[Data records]
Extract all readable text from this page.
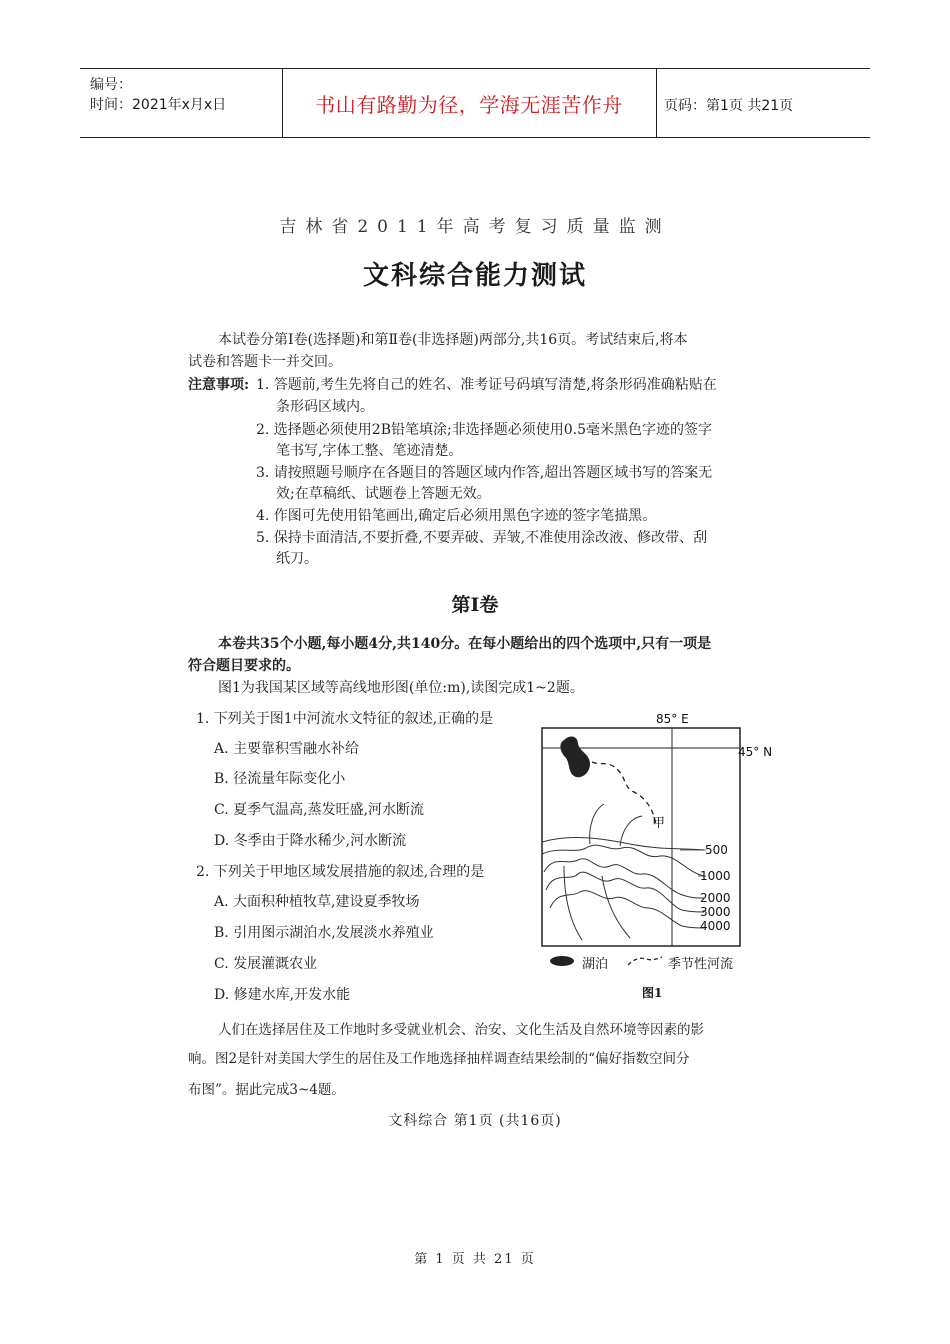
编号：
时间：2021年x月x日	书山有路勤为径，学海无涯苦作舟	页码：第1页 共21页
吉林省2011年高考复习质量监测
文科综合能力测试
本试卷分第Ⅰ卷(选择题)和第Ⅱ卷(非选择题)两部分,共16页。考试结束后,将本
试卷和答题卡一并交回。
注意事项: 1. 答题前,考生先将自己的姓名、准考证号码填写清楚,将条形码准确粘贴在
条形码区域内。
2. 选择题必须使用2B铅笔填涂;非选择题必须使用0.5毫米黑色字迹的签字
笔书写,字体工整、笔迹清楚。
3. 请按照题号顺序在各题目的答题区域内作答,超出答题区域书写的答案无
效;在草稿纸、试题卷上答题无效。
4. 作图可先使用铅笔画出,确定后必须用黑色字迹的签字笔描黑。
5. 保持卡面清洁,不要折叠,不要弄破、弄皱,不准使用涂改液、修改带、刮
纸刀。
第Ⅰ卷
本卷共35个小题,每小题4分,共140分。在每小题给出的四个选项中,只有一项是
符合题目要求的。
图1为我国某区域等高线地形图(单位:m),读图完成1~2题。
1. 下列关于图1中河流水文特征的叙述,正确的是
A. 主要靠积雪融水补给
B. 径流量年际变化小
C. 夏季气温高,蒸发旺盛,河水断流
D. 冬季由于降水稀少,河水断流
2. 下列关于甲地区域发展措施的叙述,合理的是
A. 大面积种植牧草,建设夏季牧场
B. 引用图示湖泊水,发展淡水养殖业
C. 发展灌溉农业
D. 修建水库,开发水能
85° E
45° N
甲
500
1000
2000
3000
4000
湖泊	季节性河流
图1
人们在选择居住及工作地时多受就业机会、治安、文化生活及自然环境等因素的影
响。图2是针对美国大学生的居住及工作地选择抽样调查结果绘制的“偏好指数空间分
布图”。据此完成3~4题。
文科综合 第1页 (共16页)
第 1 页 共 21 页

● Exercise aim
Output all of the entries verbatim, leaving out any images.

● The output
Extract all readable text from this page.
编号：
时间：2021年x月x日	书山有路勤为径，学海无涯苦作舟	页码：第1页 共21页
吉林省2011年高考复习质量监测
文科综合能力测试
本试卷分第Ⅰ卷(选择题)和第Ⅱ卷(非选择题)两部分,共16页。考试结束后,将本
试卷和答题卡一并交回。
注意事项: 1. 答题前,考生先将自己的姓名、准考证号码填写清楚,将条形码准确粘贴在
条形码区域内。
2. 选择题必须使用2B铅笔填涂;非选择题必须使用0.5毫米黑色字迹的签字
笔书写,字体工整、笔迹清楚。
3. 请按照题号顺序在各题目的答题区域内作答,超出答题区域书写的答案无
效;在草稿纸、试题卷上答题无效。
4. 作图可先使用铅笔画出,确定后必须用黑色字迹的签字笔描黑。
5. 保持卡面清洁,不要折叠,不要弄破、弄皱,不准使用涂改液、修改带、刮
纸刀。
第Ⅰ卷
本卷共35个小题,每小题4分,共140分。在每小题给出的四个选项中,只有一项是
符合题目要求的。
图1为我国某区域等高线地形图(单位:m),读图完成1~2题。
1. 下列关于图1中河流水文特征的叙述,正确的是
A. 主要靠积雪融水补给
B. 径流量年际变化小
C. 夏季气温高,蒸发旺盛,河水断流
D. 冬季由于降水稀少,河水断流
2. 下列关于甲地区域发展措施的叙述,合理的是
A. 大面积种植牧草,建设夏季牧场
B. 引用图示湖泊水,发展淡水养殖业
C. 发展灌溉农业
D. 修建水库,开发水能
85° E
45° N
甲
500
1000
2000
3000
4000
湖泊	季节性河流
图1
人们在选择居住及工作地时多受就业机会、治安、文化生活及自然环境等因素的影
响。图2是针对美国大学生的居住及工作地选择抽样调查结果绘制的“偏好指数空间分
布图”。据此完成3~4题。
文科综合 第1页 (共16页)
第 1 页 共 21 页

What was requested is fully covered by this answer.